• **EXERCISE**
The records below should be written out again, exactly.

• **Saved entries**

════════════════

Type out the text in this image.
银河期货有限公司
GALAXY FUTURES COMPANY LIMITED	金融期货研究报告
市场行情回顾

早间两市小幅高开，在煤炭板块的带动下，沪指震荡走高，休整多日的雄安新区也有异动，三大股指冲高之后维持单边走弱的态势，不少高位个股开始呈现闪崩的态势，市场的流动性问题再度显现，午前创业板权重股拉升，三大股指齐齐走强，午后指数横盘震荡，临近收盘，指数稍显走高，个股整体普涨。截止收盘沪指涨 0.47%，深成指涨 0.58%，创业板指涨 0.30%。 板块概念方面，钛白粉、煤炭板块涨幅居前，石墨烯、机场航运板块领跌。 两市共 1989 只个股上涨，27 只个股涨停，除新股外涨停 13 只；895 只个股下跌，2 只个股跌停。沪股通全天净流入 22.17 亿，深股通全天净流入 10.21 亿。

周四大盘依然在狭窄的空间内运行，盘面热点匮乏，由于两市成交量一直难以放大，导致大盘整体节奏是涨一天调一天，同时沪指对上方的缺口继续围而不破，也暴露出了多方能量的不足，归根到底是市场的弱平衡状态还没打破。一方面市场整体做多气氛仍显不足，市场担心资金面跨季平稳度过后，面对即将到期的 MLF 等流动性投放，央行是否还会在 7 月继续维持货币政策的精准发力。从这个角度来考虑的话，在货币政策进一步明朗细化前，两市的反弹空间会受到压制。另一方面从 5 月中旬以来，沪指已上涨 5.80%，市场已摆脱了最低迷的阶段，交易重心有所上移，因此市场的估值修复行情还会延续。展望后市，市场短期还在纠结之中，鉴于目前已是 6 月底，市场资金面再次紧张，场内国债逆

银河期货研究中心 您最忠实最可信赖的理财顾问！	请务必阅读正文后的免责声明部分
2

════════════════

• **EXERCISE RESPONSE**
Type out the text in this image.
银河期货有限公司
GALAXY FUTURES COMPANY LIMITED	金融期货研究报告
市场行情回顾

早间两市小幅高开，在煤炭板块的带动下，沪指震荡走高，休整多日的雄安新区也有异动，三大股指冲高之后维持单边走弱的态势，不少高位个股开始呈现闪崩的态势，市场的流动性问题再度显现，午前创业板权重股拉升，三大股指齐齐走强，午后指数横盘震荡，临近收盘，指数稍显走高，个股整体普涨。截止收盘沪指涨 0.47%，深成指涨 0.58%，创业板指涨 0.30%。 板块概念方面，钛白粉、煤炭板块涨幅居前，石墨烯、机场航运板块领跌。 两市共 1989 只个股上涨，27 只个股涨停，除新股外涨停 13 只；895 只个股下跌，2 只个股跌停。沪股通全天净流入 22.17 亿，深股通全天净流入 10.21 亿。

周四大盘依然在狭窄的空间内运行，盘面热点匮乏，由于两市成交量一直难以放大，导致大盘整体节奏是涨一天调一天，同时沪指对上方的缺口继续围而不破，也暴露出了多方能量的不足，归根到底是市场的弱平衡状态还没打破。一方面市场整体做多气氛仍显不足，市场担心资金面跨季平稳度过后，面对即将到期的 MLF 等流动性投放，央行是否还会在 7 月继续维持货币政策的精准发力。从这个角度来考虑的话，在货币政策进一步明朗细化前，两市的反弹空间会受到压制。另一方面从 5 月中旬以来，沪指已上涨 5.80%，市场已摆脱了最低迷的阶段，交易重心有所上移，因此市场的估值修复行情还会延续。展望后市，市场短期还在纠结之中，鉴于目前已是 6 月底，市场资金面再次紧张，场内国债逆

银河期货研究中心 您最忠实最可信赖的理财顾问！	请务必阅读正文后的免责声明部分
2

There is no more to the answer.